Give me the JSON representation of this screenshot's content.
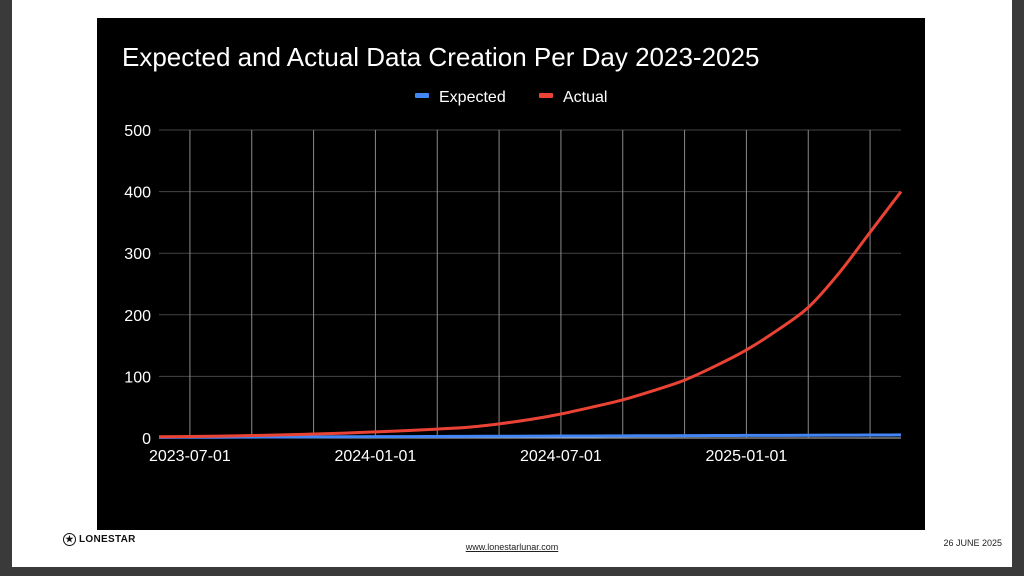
{
  "footer": {
    "logo_text": "LONESTAR",
    "url": "www.lonestarlunar.com",
    "date": "26 JUNE  2025"
  },
  "chart_data": {
    "type": "line",
    "title": "Expected and Actual Data Creation Per Day 2023-2025",
    "xlabel": "",
    "ylabel": "",
    "legend_position": "top",
    "grid": true,
    "ylim": [
      0,
      500
    ],
    "yticks": [
      0,
      100,
      200,
      300,
      400,
      500
    ],
    "xtick_labels": [
      "2023-07-01",
      "2024-01-01",
      "2024-07-01",
      "2025-01-01"
    ],
    "x": [
      "2023-06",
      "2023-07",
      "2023-08",
      "2023-09",
      "2023-10",
      "2023-11",
      "2023-12",
      "2024-01",
      "2024-02",
      "2024-03",
      "2024-04",
      "2024-05",
      "2024-06",
      "2024-07",
      "2024-08",
      "2024-09",
      "2024-10",
      "2024-11",
      "2024-12",
      "2025-01",
      "2025-02",
      "2025-03",
      "2025-04",
      "2025-05",
      "2025-06"
    ],
    "series": [
      {
        "name": "Expected",
        "color": "#4285f4",
        "values": [
          1,
          1.2,
          1.3,
          1.5,
          1.7,
          1.8,
          2,
          2.2,
          2.3,
          2.5,
          2.7,
          2.8,
          3,
          3.2,
          3.3,
          3.5,
          3.7,
          3.8,
          4,
          4.2,
          4.3,
          4.5,
          4.7,
          4.8,
          5
        ]
      },
      {
        "name": "Actual",
        "color": "#ea4335",
        "values": [
          2,
          2.5,
          3,
          4,
          5,
          6.5,
          8,
          10,
          12,
          14.5,
          17.5,
          23,
          30,
          39,
          50,
          62,
          77,
          94,
          117,
          143,
          175,
          212,
          268,
          334,
          400
        ]
      }
    ]
  }
}
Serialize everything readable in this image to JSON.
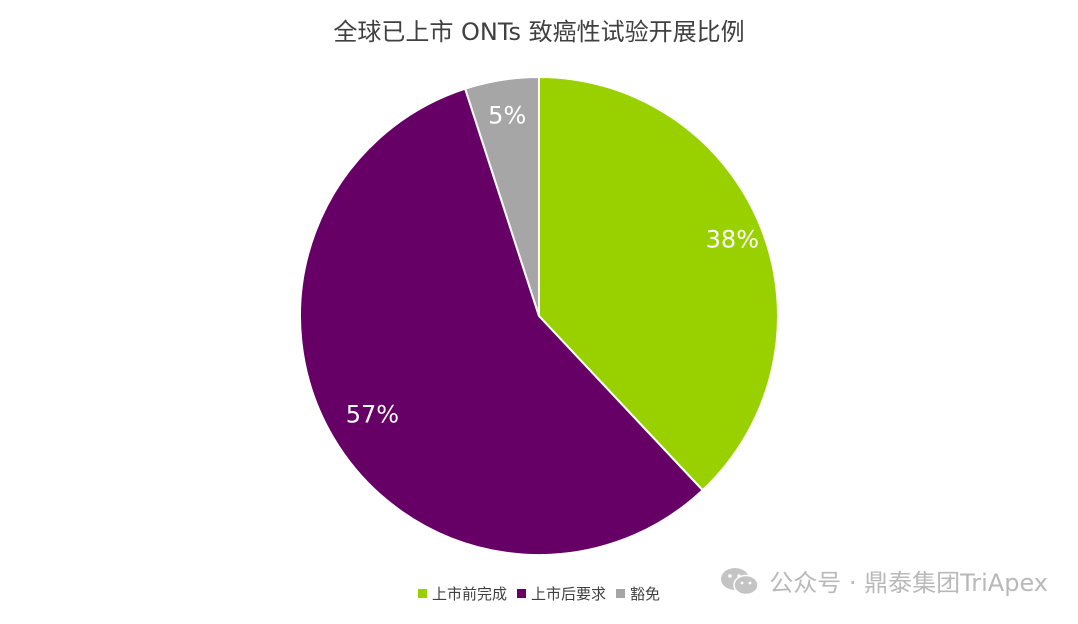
{
  "chart_data": {
    "type": "pie",
    "title": "全球已上市 ONTs 致癌性试验开展比例",
    "categories": [
      "上市前完成",
      "上市后要求",
      "豁免"
    ],
    "values": [
      38,
      57,
      5
    ],
    "labels": [
      "38%",
      "57%",
      "5%"
    ],
    "colors": [
      "#99d100",
      "#660066",
      "#a6a6a6"
    ],
    "start_angle_deg": 0,
    "direction": "clockwise",
    "legend": "bottom"
  },
  "watermark": {
    "text": "公众号 · 鼎泰集团TriApex",
    "icon": "wechat-icon"
  }
}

● ● ●

• PROBLEM STATEMENT
Find each line that has the word "Expected", then copy it out.

• SOLUTION BELOW
    "title": "Expected and Actual Data Creation Per Day 2023-2025",
        "name": "Expected",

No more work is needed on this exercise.